Copy out the data exactly, leaving the pictures behind.

* Material supplied *
▬▬▬▬▬▬

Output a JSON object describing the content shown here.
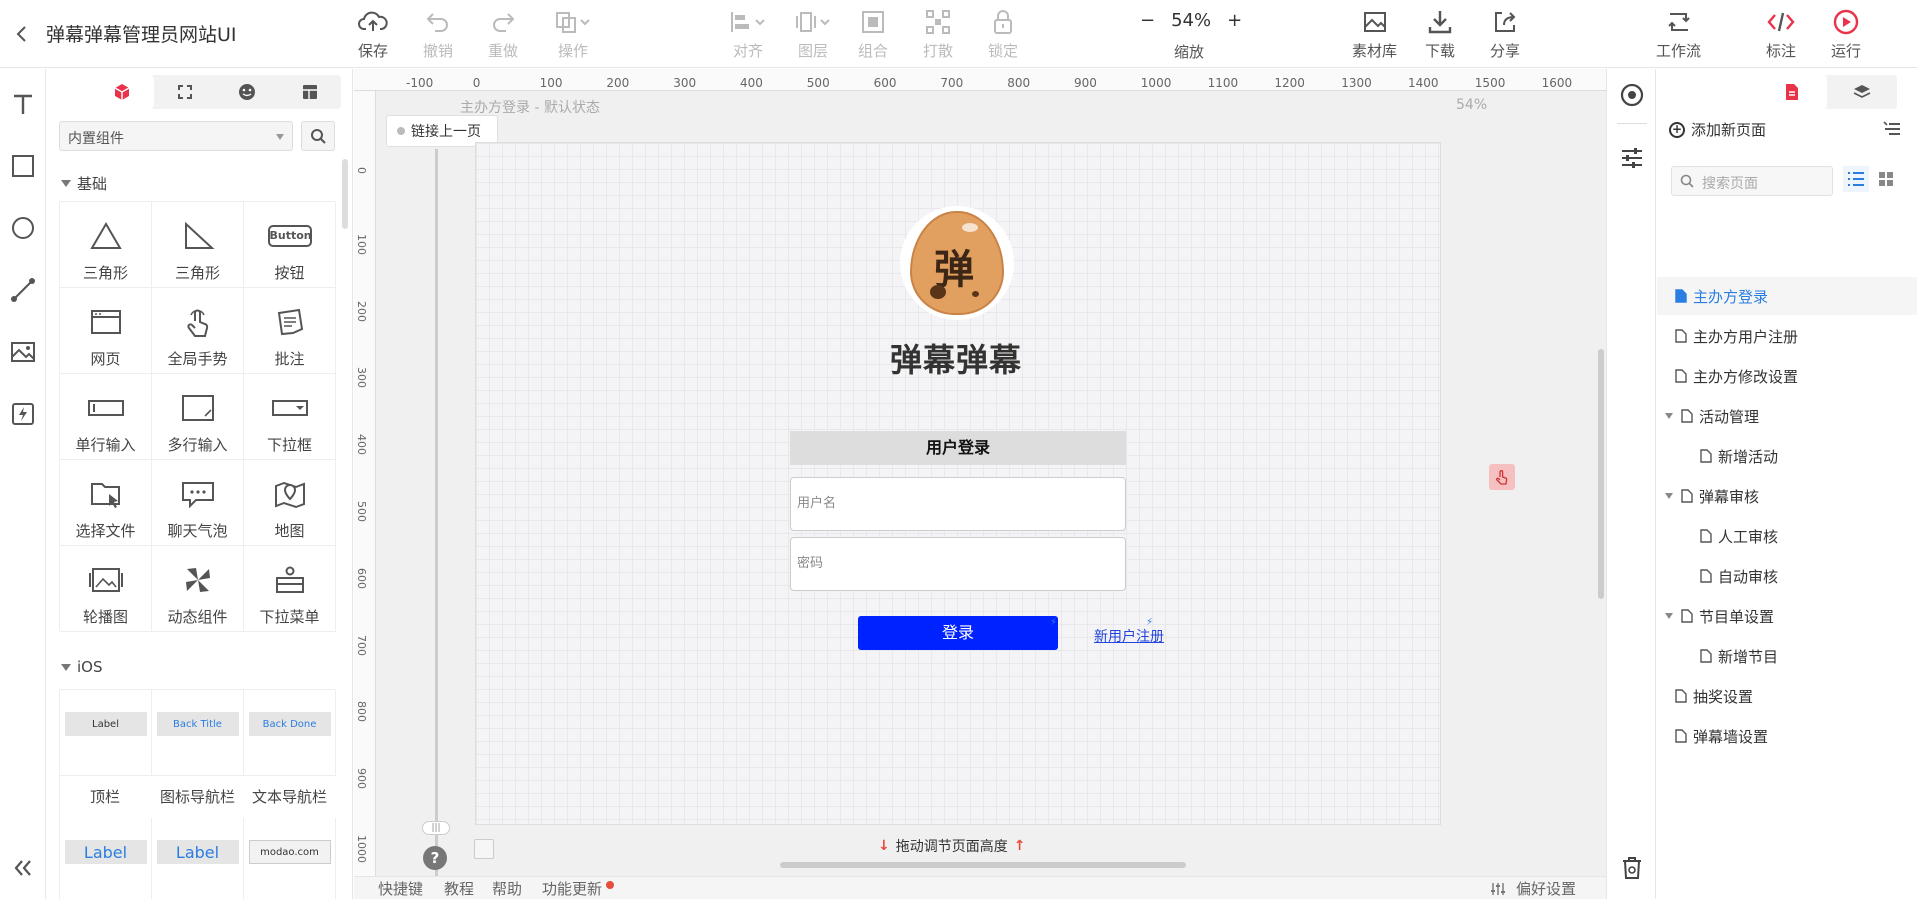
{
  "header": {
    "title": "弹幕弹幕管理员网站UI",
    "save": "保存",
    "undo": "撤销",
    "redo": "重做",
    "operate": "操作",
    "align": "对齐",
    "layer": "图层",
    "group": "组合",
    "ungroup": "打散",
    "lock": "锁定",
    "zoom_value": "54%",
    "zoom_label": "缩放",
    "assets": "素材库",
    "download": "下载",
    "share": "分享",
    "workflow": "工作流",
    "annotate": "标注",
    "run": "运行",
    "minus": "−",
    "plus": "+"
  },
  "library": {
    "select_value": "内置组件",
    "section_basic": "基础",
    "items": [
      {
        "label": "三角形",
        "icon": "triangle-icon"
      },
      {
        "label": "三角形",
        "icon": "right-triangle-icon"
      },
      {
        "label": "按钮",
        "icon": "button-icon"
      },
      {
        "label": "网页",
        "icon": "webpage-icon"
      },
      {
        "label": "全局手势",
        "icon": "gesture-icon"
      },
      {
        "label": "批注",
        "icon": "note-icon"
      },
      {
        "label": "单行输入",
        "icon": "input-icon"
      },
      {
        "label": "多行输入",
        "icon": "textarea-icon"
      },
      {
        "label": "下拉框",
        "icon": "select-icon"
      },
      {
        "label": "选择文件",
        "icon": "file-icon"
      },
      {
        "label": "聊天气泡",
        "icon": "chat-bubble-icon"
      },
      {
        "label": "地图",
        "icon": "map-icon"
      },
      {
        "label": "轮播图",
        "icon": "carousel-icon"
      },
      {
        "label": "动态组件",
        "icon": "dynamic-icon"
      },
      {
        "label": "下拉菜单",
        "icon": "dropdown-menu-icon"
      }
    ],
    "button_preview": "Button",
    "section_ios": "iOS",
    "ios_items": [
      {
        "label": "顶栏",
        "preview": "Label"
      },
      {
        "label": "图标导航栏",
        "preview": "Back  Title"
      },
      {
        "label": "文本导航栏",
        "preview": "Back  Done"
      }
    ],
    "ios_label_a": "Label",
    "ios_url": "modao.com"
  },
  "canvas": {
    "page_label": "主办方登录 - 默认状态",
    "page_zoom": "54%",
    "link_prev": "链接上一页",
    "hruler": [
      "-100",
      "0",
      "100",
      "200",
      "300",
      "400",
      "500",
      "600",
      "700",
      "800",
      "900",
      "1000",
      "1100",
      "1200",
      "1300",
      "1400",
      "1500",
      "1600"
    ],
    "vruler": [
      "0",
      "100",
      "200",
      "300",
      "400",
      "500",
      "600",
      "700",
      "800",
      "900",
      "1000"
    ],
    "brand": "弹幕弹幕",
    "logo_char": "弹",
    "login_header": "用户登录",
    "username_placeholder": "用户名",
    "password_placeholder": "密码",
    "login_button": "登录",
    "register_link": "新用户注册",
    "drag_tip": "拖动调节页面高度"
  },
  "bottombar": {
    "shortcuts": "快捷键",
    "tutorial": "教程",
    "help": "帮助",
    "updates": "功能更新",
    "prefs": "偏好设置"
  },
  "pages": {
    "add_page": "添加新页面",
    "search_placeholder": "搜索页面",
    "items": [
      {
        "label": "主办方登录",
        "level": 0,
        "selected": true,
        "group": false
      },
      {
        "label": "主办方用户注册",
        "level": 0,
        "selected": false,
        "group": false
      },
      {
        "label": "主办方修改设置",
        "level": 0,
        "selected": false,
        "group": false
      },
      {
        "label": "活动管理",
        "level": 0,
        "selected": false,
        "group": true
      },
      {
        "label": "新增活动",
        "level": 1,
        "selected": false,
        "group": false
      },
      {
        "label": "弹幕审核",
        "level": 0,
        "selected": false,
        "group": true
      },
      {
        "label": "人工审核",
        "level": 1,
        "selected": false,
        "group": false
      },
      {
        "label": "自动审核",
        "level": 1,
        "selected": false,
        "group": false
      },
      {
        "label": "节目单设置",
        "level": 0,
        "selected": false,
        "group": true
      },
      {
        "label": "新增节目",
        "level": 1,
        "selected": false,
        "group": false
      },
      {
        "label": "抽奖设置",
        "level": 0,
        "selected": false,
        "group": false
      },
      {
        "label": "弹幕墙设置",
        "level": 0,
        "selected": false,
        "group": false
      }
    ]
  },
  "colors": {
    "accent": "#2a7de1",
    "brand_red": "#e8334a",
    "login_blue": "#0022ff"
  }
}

▬▬▬▬▬▬

* Written solution *
Output a JSON object describing the content shown here.
{
  "header": {
    "title": "弹幕弹幕管理员网站UI",
    "save": "保存",
    "undo": "撤销",
    "redo": "重做",
    "operate": "操作",
    "align": "对齐",
    "layer": "图层",
    "group": "组合",
    "ungroup": "打散",
    "lock": "锁定",
    "zoom_value": "54%",
    "zoom_label": "缩放",
    "assets": "素材库",
    "download": "下载",
    "share": "分享",
    "workflow": "工作流",
    "annotate": "标注",
    "run": "运行",
    "minus": "−",
    "plus": "+"
  },
  "library": {
    "select_value": "内置组件",
    "section_basic": "基础",
    "items": [
      {
        "label": "三角形",
        "icon": "triangle-icon"
      },
      {
        "label": "三角形",
        "icon": "right-triangle-icon"
      },
      {
        "label": "按钮",
        "icon": "button-icon"
      },
      {
        "label": "网页",
        "icon": "webpage-icon"
      },
      {
        "label": "全局手势",
        "icon": "gesture-icon"
      },
      {
        "label": "批注",
        "icon": "note-icon"
      },
      {
        "label": "单行输入",
        "icon": "input-icon"
      },
      {
        "label": "多行输入",
        "icon": "textarea-icon"
      },
      {
        "label": "下拉框",
        "icon": "select-icon"
      },
      {
        "label": "选择文件",
        "icon": "file-icon"
      },
      {
        "label": "聊天气泡",
        "icon": "chat-bubble-icon"
      },
      {
        "label": "地图",
        "icon": "map-icon"
      },
      {
        "label": "轮播图",
        "icon": "carousel-icon"
      },
      {
        "label": "动态组件",
        "icon": "dynamic-icon"
      },
      {
        "label": "下拉菜单",
        "icon": "dropdown-menu-icon"
      }
    ],
    "button_preview": "Button",
    "section_ios": "iOS",
    "ios_items": [
      {
        "label": "顶栏",
        "preview": "Label"
      },
      {
        "label": "图标导航栏",
        "preview": "Back  Title"
      },
      {
        "label": "文本导航栏",
        "preview": "Back  Done"
      }
    ],
    "ios_label_a": "Label",
    "ios_url": "modao.com"
  },
  "canvas": {
    "page_label": "主办方登录 - 默认状态",
    "page_zoom": "54%",
    "link_prev": "链接上一页",
    "hruler": [
      "-100",
      "0",
      "100",
      "200",
      "300",
      "400",
      "500",
      "600",
      "700",
      "800",
      "900",
      "1000",
      "1100",
      "1200",
      "1300",
      "1400",
      "1500",
      "1600"
    ],
    "vruler": [
      "0",
      "100",
      "200",
      "300",
      "400",
      "500",
      "600",
      "700",
      "800",
      "900",
      "1000"
    ],
    "brand": "弹幕弹幕",
    "logo_char": "弹",
    "login_header": "用户登录",
    "username_placeholder": "用户名",
    "password_placeholder": "密码",
    "login_button": "登录",
    "register_link": "新用户注册",
    "drag_tip": "拖动调节页面高度"
  },
  "bottombar": {
    "shortcuts": "快捷键",
    "tutorial": "教程",
    "help": "帮助",
    "updates": "功能更新",
    "prefs": "偏好设置"
  },
  "pages": {
    "add_page": "添加新页面",
    "search_placeholder": "搜索页面",
    "items": [
      {
        "label": "主办方登录",
        "level": 0,
        "selected": true,
        "group": false
      },
      {
        "label": "主办方用户注册",
        "level": 0,
        "selected": false,
        "group": false
      },
      {
        "label": "主办方修改设置",
        "level": 0,
        "selected": false,
        "group": false
      },
      {
        "label": "活动管理",
        "level": 0,
        "selected": false,
        "group": true
      },
      {
        "label": "新增活动",
        "level": 1,
        "selected": false,
        "group": false
      },
      {
        "label": "弹幕审核",
        "level": 0,
        "selected": false,
        "group": true
      },
      {
        "label": "人工审核",
        "level": 1,
        "selected": false,
        "group": false
      },
      {
        "label": "自动审核",
        "level": 1,
        "selected": false,
        "group": false
      },
      {
        "label": "节目单设置",
        "level": 0,
        "selected": false,
        "group": true
      },
      {
        "label": "新增节目",
        "level": 1,
        "selected": false,
        "group": false
      },
      {
        "label": "抽奖设置",
        "level": 0,
        "selected": false,
        "group": false
      },
      {
        "label": "弹幕墙设置",
        "level": 0,
        "selected": false,
        "group": false
      }
    ]
  },
  "colors": {
    "accent": "#2a7de1",
    "brand_red": "#e8334a",
    "login_blue": "#0022ff"
  }
}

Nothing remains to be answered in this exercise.